(Short task):
Each record is to be transcribed exactly.

— Begin —

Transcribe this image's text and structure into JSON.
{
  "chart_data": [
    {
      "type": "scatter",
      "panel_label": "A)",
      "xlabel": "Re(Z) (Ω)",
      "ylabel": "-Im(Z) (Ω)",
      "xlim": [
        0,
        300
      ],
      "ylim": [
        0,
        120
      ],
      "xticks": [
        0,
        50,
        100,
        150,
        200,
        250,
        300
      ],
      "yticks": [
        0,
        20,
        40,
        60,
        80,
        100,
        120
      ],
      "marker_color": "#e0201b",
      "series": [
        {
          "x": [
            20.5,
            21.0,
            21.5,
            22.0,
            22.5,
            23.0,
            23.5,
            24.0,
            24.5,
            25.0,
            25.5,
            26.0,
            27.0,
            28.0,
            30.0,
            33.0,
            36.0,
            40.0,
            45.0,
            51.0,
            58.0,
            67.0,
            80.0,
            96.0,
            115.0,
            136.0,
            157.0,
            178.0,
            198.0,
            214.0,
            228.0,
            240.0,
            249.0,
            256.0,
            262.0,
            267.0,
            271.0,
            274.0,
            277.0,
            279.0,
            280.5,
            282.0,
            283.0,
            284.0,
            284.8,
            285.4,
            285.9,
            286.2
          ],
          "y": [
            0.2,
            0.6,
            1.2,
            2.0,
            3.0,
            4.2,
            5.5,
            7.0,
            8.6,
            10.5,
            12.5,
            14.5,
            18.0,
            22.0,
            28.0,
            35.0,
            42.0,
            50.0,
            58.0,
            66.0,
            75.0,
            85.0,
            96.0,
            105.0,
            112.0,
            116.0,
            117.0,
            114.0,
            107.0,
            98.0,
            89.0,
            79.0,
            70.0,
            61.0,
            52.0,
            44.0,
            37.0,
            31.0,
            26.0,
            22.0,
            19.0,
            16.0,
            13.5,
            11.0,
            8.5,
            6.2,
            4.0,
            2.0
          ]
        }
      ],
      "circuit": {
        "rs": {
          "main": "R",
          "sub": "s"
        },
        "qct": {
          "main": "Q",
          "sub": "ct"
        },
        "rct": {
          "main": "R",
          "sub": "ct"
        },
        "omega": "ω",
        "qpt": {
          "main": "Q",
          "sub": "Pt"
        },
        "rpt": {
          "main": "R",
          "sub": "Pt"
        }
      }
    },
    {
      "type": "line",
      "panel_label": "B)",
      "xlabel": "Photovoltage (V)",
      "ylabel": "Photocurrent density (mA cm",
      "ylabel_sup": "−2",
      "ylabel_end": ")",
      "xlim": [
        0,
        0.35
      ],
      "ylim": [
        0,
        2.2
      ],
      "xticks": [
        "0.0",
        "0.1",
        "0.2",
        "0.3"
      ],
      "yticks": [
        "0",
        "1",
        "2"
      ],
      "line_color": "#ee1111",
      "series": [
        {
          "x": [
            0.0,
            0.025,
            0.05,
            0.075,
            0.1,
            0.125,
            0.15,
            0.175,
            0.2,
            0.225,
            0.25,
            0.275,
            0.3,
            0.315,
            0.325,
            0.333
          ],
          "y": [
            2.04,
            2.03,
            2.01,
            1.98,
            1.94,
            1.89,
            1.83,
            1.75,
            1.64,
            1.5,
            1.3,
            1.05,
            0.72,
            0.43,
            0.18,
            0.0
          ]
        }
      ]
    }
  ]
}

— End —

(Task output):
Transcribe this image's text and structure into JSON.
{
  "chart_data": [
    {
      "type": "scatter",
      "panel_label": "A)",
      "xlabel": "Re(Z) (Ω)",
      "ylabel": "-Im(Z) (Ω)",
      "xlim": [
        0,
        300
      ],
      "ylim": [
        0,
        120
      ],
      "xticks": [
        0,
        50,
        100,
        150,
        200,
        250,
        300
      ],
      "yticks": [
        0,
        20,
        40,
        60,
        80,
        100,
        120
      ],
      "marker_color": "#e0201b",
      "series": [
        {
          "x": [
            20.5,
            21.0,
            21.5,
            22.0,
            22.5,
            23.0,
            23.5,
            24.0,
            24.5,
            25.0,
            25.5,
            26.0,
            27.0,
            28.0,
            30.0,
            33.0,
            36.0,
            40.0,
            45.0,
            51.0,
            58.0,
            67.0,
            80.0,
            96.0,
            115.0,
            136.0,
            157.0,
            178.0,
            198.0,
            214.0,
            228.0,
            240.0,
            249.0,
            256.0,
            262.0,
            267.0,
            271.0,
            274.0,
            277.0,
            279.0,
            280.5,
            282.0,
            283.0,
            284.0,
            284.8,
            285.4,
            285.9,
            286.2
          ],
          "y": [
            0.2,
            0.6,
            1.2,
            2.0,
            3.0,
            4.2,
            5.5,
            7.0,
            8.6,
            10.5,
            12.5,
            14.5,
            18.0,
            22.0,
            28.0,
            35.0,
            42.0,
            50.0,
            58.0,
            66.0,
            75.0,
            85.0,
            96.0,
            105.0,
            112.0,
            116.0,
            117.0,
            114.0,
            107.0,
            98.0,
            89.0,
            79.0,
            70.0,
            61.0,
            52.0,
            44.0,
            37.0,
            31.0,
            26.0,
            22.0,
            19.0,
            16.0,
            13.5,
            11.0,
            8.5,
            6.2,
            4.0,
            2.0
          ]
        }
      ],
      "circuit": {
        "rs": {
          "main": "R",
          "sub": "s"
        },
        "qct": {
          "main": "Q",
          "sub": "ct"
        },
        "rct": {
          "main": "R",
          "sub": "ct"
        },
        "omega": "ω",
        "qpt": {
          "main": "Q",
          "sub": "Pt"
        },
        "rpt": {
          "main": "R",
          "sub": "Pt"
        }
      }
    },
    {
      "type": "line",
      "panel_label": "B)",
      "xlabel": "Photovoltage (V)",
      "ylabel": "Photocurrent density (mA cm",
      "ylabel_sup": "−2",
      "ylabel_end": ")",
      "xlim": [
        0,
        0.35
      ],
      "ylim": [
        0,
        2.2
      ],
      "xticks": [
        "0.0",
        "0.1",
        "0.2",
        "0.3"
      ],
      "yticks": [
        "0",
        "1",
        "2"
      ],
      "line_color": "#ee1111",
      "series": [
        {
          "x": [
            0.0,
            0.025,
            0.05,
            0.075,
            0.1,
            0.125,
            0.15,
            0.175,
            0.2,
            0.225,
            0.25,
            0.275,
            0.3,
            0.315,
            0.325,
            0.333
          ],
          "y": [
            2.04,
            2.03,
            2.01,
            1.98,
            1.94,
            1.89,
            1.83,
            1.75,
            1.64,
            1.5,
            1.3,
            1.05,
            0.72,
            0.43,
            0.18,
            0.0
          ]
        }
      ]
    }
  ]
}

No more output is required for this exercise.